Repeat each line exactly as it is written.

Stored data:
----------

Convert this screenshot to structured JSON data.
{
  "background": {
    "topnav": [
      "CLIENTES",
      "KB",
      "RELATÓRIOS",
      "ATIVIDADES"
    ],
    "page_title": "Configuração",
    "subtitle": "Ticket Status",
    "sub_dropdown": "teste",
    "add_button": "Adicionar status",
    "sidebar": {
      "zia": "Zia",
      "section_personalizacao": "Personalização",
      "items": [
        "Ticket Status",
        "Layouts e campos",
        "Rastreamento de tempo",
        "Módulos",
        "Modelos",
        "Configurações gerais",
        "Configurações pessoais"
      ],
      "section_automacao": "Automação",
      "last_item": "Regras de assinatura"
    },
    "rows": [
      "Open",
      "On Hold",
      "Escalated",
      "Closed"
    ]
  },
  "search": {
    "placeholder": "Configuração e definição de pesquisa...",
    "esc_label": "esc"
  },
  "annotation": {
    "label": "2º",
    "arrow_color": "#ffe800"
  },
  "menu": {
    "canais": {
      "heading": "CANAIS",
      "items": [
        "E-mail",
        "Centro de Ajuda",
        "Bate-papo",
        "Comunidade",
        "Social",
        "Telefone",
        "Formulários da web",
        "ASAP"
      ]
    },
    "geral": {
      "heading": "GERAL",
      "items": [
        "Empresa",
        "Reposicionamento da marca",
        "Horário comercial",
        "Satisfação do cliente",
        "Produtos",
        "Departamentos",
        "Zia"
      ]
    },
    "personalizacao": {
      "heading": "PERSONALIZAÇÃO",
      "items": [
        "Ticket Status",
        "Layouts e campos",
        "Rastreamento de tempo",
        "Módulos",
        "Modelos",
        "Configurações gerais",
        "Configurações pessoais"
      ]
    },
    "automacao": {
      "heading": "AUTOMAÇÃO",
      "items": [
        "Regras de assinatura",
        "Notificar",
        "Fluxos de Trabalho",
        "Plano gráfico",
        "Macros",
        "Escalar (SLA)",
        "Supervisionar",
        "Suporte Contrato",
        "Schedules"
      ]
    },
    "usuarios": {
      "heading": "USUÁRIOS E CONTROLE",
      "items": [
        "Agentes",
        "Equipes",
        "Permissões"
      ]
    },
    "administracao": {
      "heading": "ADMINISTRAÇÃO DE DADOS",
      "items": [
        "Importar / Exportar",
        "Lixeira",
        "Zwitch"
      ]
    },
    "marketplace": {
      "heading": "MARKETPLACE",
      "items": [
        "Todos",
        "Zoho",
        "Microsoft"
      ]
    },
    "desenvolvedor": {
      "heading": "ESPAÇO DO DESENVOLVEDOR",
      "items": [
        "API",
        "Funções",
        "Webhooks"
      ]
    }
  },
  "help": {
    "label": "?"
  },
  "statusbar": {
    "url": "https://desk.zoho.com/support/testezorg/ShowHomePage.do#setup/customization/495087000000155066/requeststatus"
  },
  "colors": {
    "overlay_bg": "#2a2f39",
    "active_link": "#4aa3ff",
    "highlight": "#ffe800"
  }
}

----------

__Right answer__:
Convert this screenshot to structured JSON data.
{
  "background": {
    "topnav": [
      "CLIENTES",
      "KB",
      "RELATÓRIOS",
      "ATIVIDADES"
    ],
    "page_title": "Configuração",
    "subtitle": "Ticket Status",
    "sub_dropdown": "teste",
    "add_button": "Adicionar status",
    "sidebar": {
      "zia": "Zia",
      "section_personalizacao": "Personalização",
      "items": [
        "Ticket Status",
        "Layouts e campos",
        "Rastreamento de tempo",
        "Módulos",
        "Modelos",
        "Configurações gerais",
        "Configurações pessoais"
      ],
      "section_automacao": "Automação",
      "last_item": "Regras de assinatura"
    },
    "rows": [
      "Open",
      "On Hold",
      "Escalated",
      "Closed"
    ]
  },
  "search": {
    "placeholder": "Configuração e definição de pesquisa...",
    "esc_label": "esc"
  },
  "annotation": {
    "label": "2º",
    "arrow_color": "#ffe800"
  },
  "menu": {
    "canais": {
      "heading": "CANAIS",
      "items": [
        "E-mail",
        "Centro de Ajuda",
        "Bate-papo",
        "Comunidade",
        "Social",
        "Telefone",
        "Formulários da web",
        "ASAP"
      ]
    },
    "geral": {
      "heading": "GERAL",
      "items": [
        "Empresa",
        "Reposicionamento da marca",
        "Horário comercial",
        "Satisfação do cliente",
        "Produtos",
        "Departamentos",
        "Zia"
      ]
    },
    "personalizacao": {
      "heading": "PERSONALIZAÇÃO",
      "items": [
        "Ticket Status",
        "Layouts e campos",
        "Rastreamento de tempo",
        "Módulos",
        "Modelos",
        "Configurações gerais",
        "Configurações pessoais"
      ]
    },
    "automacao": {
      "heading": "AUTOMAÇÃO",
      "items": [
        "Regras de assinatura",
        "Notificar",
        "Fluxos de Trabalho",
        "Plano gráfico",
        "Macros",
        "Escalar (SLA)",
        "Supervisionar",
        "Suporte Contrato",
        "Schedules"
      ]
    },
    "usuarios": {
      "heading": "USUÁRIOS E CONTROLE",
      "items": [
        "Agentes",
        "Equipes",
        "Permissões"
      ]
    },
    "administracao": {
      "heading": "ADMINISTRAÇÃO DE DADOS",
      "items": [
        "Importar / Exportar",
        "Lixeira",
        "Zwitch"
      ]
    },
    "marketplace": {
      "heading": "MARKETPLACE",
      "items": [
        "Todos",
        "Zoho",
        "Microsoft"
      ]
    },
    "desenvolvedor": {
      "heading": "ESPAÇO DO DESENVOLVEDOR",
      "items": [
        "API",
        "Funções",
        "Webhooks"
      ]
    }
  },
  "help": {
    "label": "?"
  },
  "statusbar": {
    "url": "https://desk.zoho.com/support/testezorg/ShowHomePage.do#setup/customization/495087000000155066/requeststatus"
  },
  "colors": {
    "overlay_bg": "#2a2f39",
    "active_link": "#4aa3ff",
    "highlight": "#ffe800"
  }
}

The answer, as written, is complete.